WHAT IS EXPECTED » Write each line out again exactly as written.

PROVIDED MATERIAL »
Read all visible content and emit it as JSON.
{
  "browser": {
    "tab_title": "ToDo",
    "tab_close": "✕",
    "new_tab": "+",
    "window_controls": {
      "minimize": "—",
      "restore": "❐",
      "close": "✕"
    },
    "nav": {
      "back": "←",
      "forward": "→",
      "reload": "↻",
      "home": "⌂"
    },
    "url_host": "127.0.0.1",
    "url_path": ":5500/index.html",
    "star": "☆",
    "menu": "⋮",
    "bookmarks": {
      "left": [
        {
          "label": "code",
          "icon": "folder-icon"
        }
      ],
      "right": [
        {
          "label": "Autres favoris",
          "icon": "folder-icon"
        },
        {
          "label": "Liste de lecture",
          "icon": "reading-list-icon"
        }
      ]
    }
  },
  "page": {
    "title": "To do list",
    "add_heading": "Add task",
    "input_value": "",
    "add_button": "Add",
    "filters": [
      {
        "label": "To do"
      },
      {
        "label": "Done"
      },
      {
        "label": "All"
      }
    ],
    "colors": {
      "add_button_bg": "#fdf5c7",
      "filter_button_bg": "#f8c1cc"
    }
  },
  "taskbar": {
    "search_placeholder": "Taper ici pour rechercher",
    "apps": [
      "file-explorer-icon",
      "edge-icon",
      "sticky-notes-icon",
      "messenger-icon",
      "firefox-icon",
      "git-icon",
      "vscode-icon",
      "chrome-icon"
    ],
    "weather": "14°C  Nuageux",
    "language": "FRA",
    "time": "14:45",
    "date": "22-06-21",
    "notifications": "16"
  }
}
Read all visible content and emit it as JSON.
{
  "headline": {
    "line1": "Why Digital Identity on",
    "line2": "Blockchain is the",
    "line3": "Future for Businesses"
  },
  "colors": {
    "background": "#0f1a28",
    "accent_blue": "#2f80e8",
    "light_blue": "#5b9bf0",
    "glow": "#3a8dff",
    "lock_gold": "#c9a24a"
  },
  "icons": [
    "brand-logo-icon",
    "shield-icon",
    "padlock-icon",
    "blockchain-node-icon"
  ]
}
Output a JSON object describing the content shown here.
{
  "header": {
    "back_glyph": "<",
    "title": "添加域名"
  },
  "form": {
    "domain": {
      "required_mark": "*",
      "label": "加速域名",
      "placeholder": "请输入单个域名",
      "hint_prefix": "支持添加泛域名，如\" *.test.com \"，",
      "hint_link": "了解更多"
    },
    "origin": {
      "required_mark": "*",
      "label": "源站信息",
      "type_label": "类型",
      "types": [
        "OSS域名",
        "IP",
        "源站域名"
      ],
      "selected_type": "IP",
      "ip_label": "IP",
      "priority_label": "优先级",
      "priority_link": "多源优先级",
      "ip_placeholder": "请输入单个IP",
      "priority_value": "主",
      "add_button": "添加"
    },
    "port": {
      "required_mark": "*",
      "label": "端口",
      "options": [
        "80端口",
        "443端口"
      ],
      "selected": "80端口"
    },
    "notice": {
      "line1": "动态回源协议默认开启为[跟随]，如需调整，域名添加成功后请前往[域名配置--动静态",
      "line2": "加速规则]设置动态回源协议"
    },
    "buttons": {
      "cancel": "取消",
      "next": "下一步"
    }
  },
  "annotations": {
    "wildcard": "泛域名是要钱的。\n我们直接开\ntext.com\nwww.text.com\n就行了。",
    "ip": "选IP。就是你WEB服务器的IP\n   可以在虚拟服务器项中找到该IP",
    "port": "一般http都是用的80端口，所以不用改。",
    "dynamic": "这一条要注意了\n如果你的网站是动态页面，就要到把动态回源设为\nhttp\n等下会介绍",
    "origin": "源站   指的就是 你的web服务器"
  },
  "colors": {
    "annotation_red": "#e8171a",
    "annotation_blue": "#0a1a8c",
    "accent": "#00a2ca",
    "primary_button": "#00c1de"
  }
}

CORRECT ANSWER »
Read all visible content and emit it as JSON.
{
  "browser": {
    "tab_title": "ToDo",
    "tab_close": "✕",
    "new_tab": "+",
    "window_controls": {
      "minimize": "—",
      "restore": "❐",
      "close": "✕"
    },
    "nav": {
      "back": "←",
      "forward": "→",
      "reload": "↻",
      "home": "⌂"
    },
    "url_host": "127.0.0.1",
    "url_path": ":5500/index.html",
    "star": "☆",
    "menu": "⋮",
    "bookmarks": {
      "left": [
        {
          "label": "code",
          "icon": "folder-icon"
        }
      ],
      "right": [
        {
          "label": "Autres favoris",
          "icon": "folder-icon"
        },
        {
          "label": "Liste de lecture",
          "icon": "reading-list-icon"
        }
      ]
    }
  },
  "page": {
    "title": "To do list",
    "add_heading": "Add task",
    "input_value": "",
    "add_button": "Add",
    "filters": [
      {
        "label": "To do"
      },
      {
        "label": "Done"
      },
      {
        "label": "All"
      }
    ],
    "colors": {
      "add_button_bg": "#fdf5c7",
      "filter_button_bg": "#f8c1cc"
    }
  },
  "taskbar": {
    "search_placeholder": "Taper ici pour rechercher",
    "apps": [
      "file-explorer-icon",
      "edge-icon",
      "sticky-notes-icon",
      "messenger-icon",
      "firefox-icon",
      "git-icon",
      "vscode-icon",
      "chrome-icon"
    ],
    "weather": "14°C  Nuageux",
    "language": "FRA",
    "time": "14:45",
    "date": "22-06-21",
    "notifications": "16"
  }
}
Read all visible content and emit it as JSON.
{
  "headline": {
    "line1": "Why Digital Identity on",
    "line2": "Blockchain is the",
    "line3": "Future for Businesses"
  },
  "colors": {
    "background": "#0f1a28",
    "accent_blue": "#2f80e8",
    "light_blue": "#5b9bf0",
    "glow": "#3a8dff",
    "lock_gold": "#c9a24a"
  },
  "icons": [
    "brand-logo-icon",
    "shield-icon",
    "padlock-icon",
    "blockchain-node-icon"
  ]
}
Output a JSON object describing the content shown here.
{
  "header": {
    "back_glyph": "<",
    "title": "添加域名"
  },
  "form": {
    "domain": {
      "required_mark": "*",
      "label": "加速域名",
      "placeholder": "请输入单个域名",
      "hint_prefix": "支持添加泛域名，如\" *.test.com \"，",
      "hint_link": "了解更多"
    },
    "origin": {
      "required_mark": "*",
      "label": "源站信息",
      "type_label": "类型",
      "types": [
        "OSS域名",
        "IP",
        "源站域名"
      ],
      "selected_type": "IP",
      "ip_label": "IP",
      "priority_label": "优先级",
      "priority_link": "多源优先级",
      "ip_placeholder": "请输入单个IP",
      "priority_value": "主",
      "add_button": "添加"
    },
    "port": {
      "required_mark": "*",
      "label": "端口",
      "options": [
        "80端口",
        "443端口"
      ],
      "selected": "80端口"
    },
    "notice": {
      "line1": "动态回源协议默认开启为[跟随]，如需调整，域名添加成功后请前往[域名配置--动静态",
      "line2": "加速规则]设置动态回源协议"
    },
    "buttons": {
      "cancel": "取消",
      "next": "下一步"
    }
  },
  "annotations": {
    "wildcard": "泛域名是要钱的。\n我们直接开\ntext.com\nwww.text.com\n就行了。",
    "ip": "选IP。就是你WEB服务器的IP\n   可以在虚拟服务器项中找到该IP",
    "port": "一般http都是用的80端口，所以不用改。",
    "dynamic": "这一条要注意了\n如果你的网站是动态页面，就要到把动态回源设为\nhttp\n等下会介绍",
    "origin": "源站   指的就是 你的web服务器"
  },
  "colors": {
    "annotation_red": "#e8171a",
    "annotation_blue": "#0a1a8c",
    "accent": "#00a2ca",
    "primary_button": "#00c1de"
  }
}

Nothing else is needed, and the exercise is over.